▶ _Material provided_:
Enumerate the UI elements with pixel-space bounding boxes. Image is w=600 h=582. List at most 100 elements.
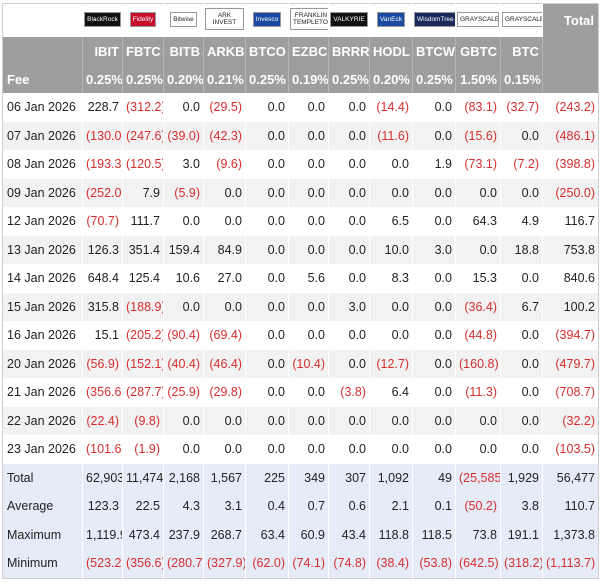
flow-value: 0.0 [288,235,329,264]
flow-value: (44.8) [455,321,501,350]
flow-value: 0.7 [288,492,329,521]
flow-value: 0.0 [288,292,329,321]
date-row: 14 Jan 2026 648.4 125.4 10.6 27.0 0.0 5.6 0.0 8.… [3,264,599,293]
flow-value: 0.0 [203,207,246,236]
flow-value: (9.8) [122,406,164,435]
flow-value: 3.0 [328,292,370,321]
flow-value: 0.0 [328,235,370,264]
flow-value: 1,119.9 [82,520,123,549]
row-label: 13 Jan 2026 [2,235,83,264]
flow-value: 0.0 [163,93,204,122]
flow-value: (356.6) [122,549,164,578]
ticker: FBTC [122,37,164,65]
flow-value: 118.8 [369,520,413,549]
flow-value: (11.3) [455,378,501,407]
row-label: 22 Jan 2026 [2,406,83,435]
empty-cell [542,65,599,93]
ticker: BTCW [412,37,456,65]
flow-value: (280.7) [163,549,204,578]
flow-value: 0.0 [500,178,543,207]
row-label: Maximum [2,520,83,549]
summary-row: Maximum1,119.9473.4237.9268.763.460.943.… [2,520,599,549]
flow-value: (40.4) [163,349,204,378]
flow-value: 0.0 [288,207,329,236]
flow-value: 228.7 [82,93,123,122]
flow-value: (101.6) [82,435,123,464]
flow-value: 0.0 [203,435,246,464]
logo-cell: BlackRock [82,3,123,37]
flow-value: 116.7 [542,207,599,236]
flow-value: 0.0 [500,435,543,464]
flow-value: (14.4) [369,93,413,122]
date-row: 06 Jan 2026 228.7 (312.2) 0.0 (29.5) 0.0 0.0 0.… [3,93,599,122]
flow-value: (642.5) [455,549,501,578]
flow-value: (15.6) [455,121,501,150]
flow-value: 0.0 [163,435,204,464]
flow-value: (287.7) [122,378,164,407]
flow-value: 0.0 [288,435,329,464]
flow-value: 0.0 [245,264,289,293]
flow-value: 0.0 [288,150,329,179]
flow-value: (10.4) [288,349,329,378]
flow-value: 473.4 [122,520,164,549]
flow-value: (32.2) [542,406,599,435]
logo-cell: VanEck [369,3,413,37]
flow-value: 349 [288,463,329,492]
flow-value: (83.1) [455,93,501,122]
flow-value: 0.0 [328,349,370,378]
flow-value: (479.7) [542,349,599,378]
flow-value: (38.4) [369,549,413,578]
flow-value: (188.9) [122,292,164,321]
ticker: BRRR [328,37,370,65]
flow-value: 0.0 [203,406,246,435]
ticker-row: IBIT FBTC BITB ARKB BTCO EZBC BRRR HODL BTCW GBTC… [2,37,599,65]
fee-row: Fee 0.25% 0.25% 0.20% 0.21% 0.25% 0.19% 0.25% 0.… [2,65,599,93]
row-label: 06 Jan 2026 [7,100,76,115]
row-label: 09 Jan 2026 [2,178,83,207]
date-row: 20 Jan 2026 (56.9) (152.1) (40.4) (46.4) 0.0(… [2,349,599,378]
flow-value: 125.4 [122,264,164,293]
date-row: 13 Jan 2026 126.3 351.4 159.4 84.9 0.0 0.0 0.0 1… [2,235,599,264]
fee: 1.50% [455,65,501,93]
flow-value: 118.5 [412,520,456,549]
flow-value: 191.1 [500,520,543,549]
issuer-logo: Bitwise [170,11,197,27]
flow-value: 0.0 [500,378,543,407]
flow-value: 126.3 [82,235,123,264]
flow-value: 0.0 [369,321,413,350]
flow-value: 159.4 [163,235,204,264]
flow-value: (312.2) [122,93,164,122]
flow-value: (50.2) [455,492,501,521]
flow-value: 22.5 [122,492,164,521]
flow-value: (36.4) [455,292,501,321]
flow-value: 110.7 [542,492,599,521]
flow-value: 0.0 [245,235,289,264]
flow-value: 64.3 [455,207,501,236]
flow-value: (53.8) [412,549,456,578]
flow-value: 0.0 [245,435,289,464]
flow-value: (250.0) [542,178,599,207]
flow-value: 0.0 [369,178,413,207]
flow-value: 0.0 [412,264,456,293]
ticker: BITB [163,37,204,65]
flow-value: 0.0 [163,292,204,321]
flow-value: 0.0 [203,292,246,321]
flow-value: (12.7) [369,349,413,378]
fee: 0.25% [328,65,370,93]
logo-cell: WisdomTree [412,3,456,37]
flow-value: 0.0 [369,406,413,435]
flow-value: (327.9) [203,549,246,578]
flow-value: 0.0 [369,292,413,321]
flow-value: 7.9 [122,178,164,207]
flow-value: (3.8) [328,378,370,407]
flow-value: (29.8) [203,378,246,407]
flow-value: 4.9 [500,207,543,236]
flow-value: (398.8) [542,150,599,179]
flow-value: 1,092 [369,463,413,492]
issuer-logo: FRANKLIN TEMPLETON [290,8,329,30]
flow-value: 60.9 [288,520,329,549]
flow-value: 6.7 [500,292,543,321]
flow-value: 268.7 [203,520,246,549]
flow-value: 0.0 [288,93,329,122]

▶ _Requirements_:
Pull every line out of the records word for word, but leave the picture out of your answer.

▶ _Task solution_:
Enumerate the UI elements with pixel-space bounding boxes. Image is w=600 h=582. List at most 100 elements.
flow-value: 0.0 [288,235,329,264]
flow-value: (44.8) [455,321,501,350]
flow-value: 0.7 [288,492,329,521]
flow-value: 0.0 [288,292,329,321]
date-row: 14 Jan 2026 648.4 125.4 10.6 27.0 0.0 5.6 0.0 8.… [3,264,599,293]
flow-value: 0.0 [203,207,246,236]
flow-value: (9.8) [122,406,164,435]
flow-value: 3.0 [328,292,370,321]
flow-value: 0.0 [328,235,370,264]
flow-value: 1,119.9 [82,520,123,549]
row-label: 13 Jan 2026 [2,235,83,264]
flow-value: 0.0 [163,93,204,122]
flow-value: (356.6) [122,549,164,578]
ticker: FBTC [122,37,164,65]
flow-value: 118.8 [369,520,413,549]
flow-value: (11.3) [455,378,501,407]
row-label: 22 Jan 2026 [2,406,83,435]
empty-cell [542,65,599,93]
ticker: BTCW [412,37,456,65]
flow-value: (280.7) [163,549,204,578]
flow-value: 0.0 [500,178,543,207]
row-label: Maximum [2,520,83,549]
summary-row: Maximum1,119.9473.4237.9268.763.460.943.… [2,520,599,549]
flow-value: (40.4) [163,349,204,378]
flow-value: 0.0 [288,207,329,236]
flow-value: 228.7 [82,93,123,122]
flow-value: (101.6) [82,435,123,464]
flow-value: 0.0 [203,435,246,464]
logo-cell: BlackRock [82,3,123,37]
flow-value: 116.7 [542,207,599,236]
flow-value: 0.0 [500,435,543,464]
flow-value: (14.4) [369,93,413,122]
date-row: 06 Jan 2026 228.7 (312.2) 0.0 (29.5) 0.0 0.0 0.… [3,93,599,122]
flow-value: (642.5) [455,549,501,578]
flow-value: (15.6) [455,121,501,150]
flow-value: 0.0 [163,435,204,464]
flow-value: (287.7) [122,378,164,407]
flow-value: 0.0 [288,435,329,464]
flow-value: 0.0 [245,264,289,293]
flow-value: 0.0 [288,150,329,179]
flow-value: (10.4) [288,349,329,378]
flow-value: 473.4 [122,520,164,549]
flow-value: (32.2) [542,406,599,435]
logo-cell: VanEck [369,3,413,37]
flow-value: 349 [288,463,329,492]
flow-value: (83.1) [455,93,501,122]
flow-value: 0.0 [328,349,370,378]
flow-value: (479.7) [542,349,599,378]
flow-value: (38.4) [369,549,413,578]
flow-value: (188.9) [122,292,164,321]
ticker: BRRR [328,37,370,65]
flow-value: 0.0 [203,406,246,435]
ticker-row: IBIT FBTC BITB ARKB BTCO EZBC BRRR HODL BTCW GBTC… [2,37,599,65]
fee-row: Fee 0.25% 0.25% 0.20% 0.21% 0.25% 0.19% 0.25% 0.… [2,65,599,93]
row-label: 06 Jan 2026 [7,100,76,115]
row-label: 09 Jan 2026 [2,178,83,207]
date-row: 20 Jan 2026 (56.9) (152.1) (40.4) (46.4) 0.0(… [2,349,599,378]
flow-value: 125.4 [122,264,164,293]
date-row: 13 Jan 2026 126.3 351.4 159.4 84.9 0.0 0.0 0.0 1… [2,235,599,264]
fee: 1.50% [455,65,501,93]
flow-value: 118.5 [412,520,456,549]
flow-value: 191.1 [500,520,543,549]
issuer-logo: Bitwise [170,11,197,27]
flow-value: 0.0 [500,378,543,407]
flow-value: 126.3 [82,235,123,264]
flow-value: 0.0 [369,321,413,350]
flow-value: 159.4 [163,235,204,264]
flow-value: (312.2) [122,93,164,122]
flow-value: (50.2) [455,492,501,521]
flow-value: 22.5 [122,492,164,521]
flow-value: (36.4) [455,292,501,321]
flow-value: 110.7 [542,492,599,521]
flow-value: 0.0 [245,235,289,264]
flow-value: 64.3 [455,207,501,236]
flow-value: (53.8) [412,549,456,578]
flow-value: 0.0 [245,435,289,464]
flow-value: (250.0) [542,178,599,207]
flow-value: 0.0 [369,178,413,207]
flow-value: 0.0 [412,264,456,293]
ticker: BITB [163,37,204,65]
flow-value: 0.0 [163,292,204,321]
flow-value: 0.0 [203,292,246,321]
flow-value: (12.7) [369,349,413,378]
fee: 0.25% [328,65,370,93]
logo-cell: WisdomTree [412,3,456,37]
flow-value: 0.0 [369,406,413,435]
flow-value: (327.9) [203,549,246,578]
flow-value: 0.0 [369,292,413,321]
flow-value: 7.9 [122,178,164,207]
flow-value: (3.8) [328,378,370,407]
flow-value: (29.8) [203,378,246,407]
flow-value: 4.9 [500,207,543,236]
flow-value: (398.8) [542,150,599,179]
flow-value: 1,092 [369,463,413,492]
issuer-logo: FRANKLIN TEMPLETON [290,8,329,30]
flow-value: 60.9 [288,520,329,549]
flow-value: 6.7 [500,292,543,321]
flow-value: 268.7 [203,520,246,549]
flow-value: 0.0 [288,93,329,122]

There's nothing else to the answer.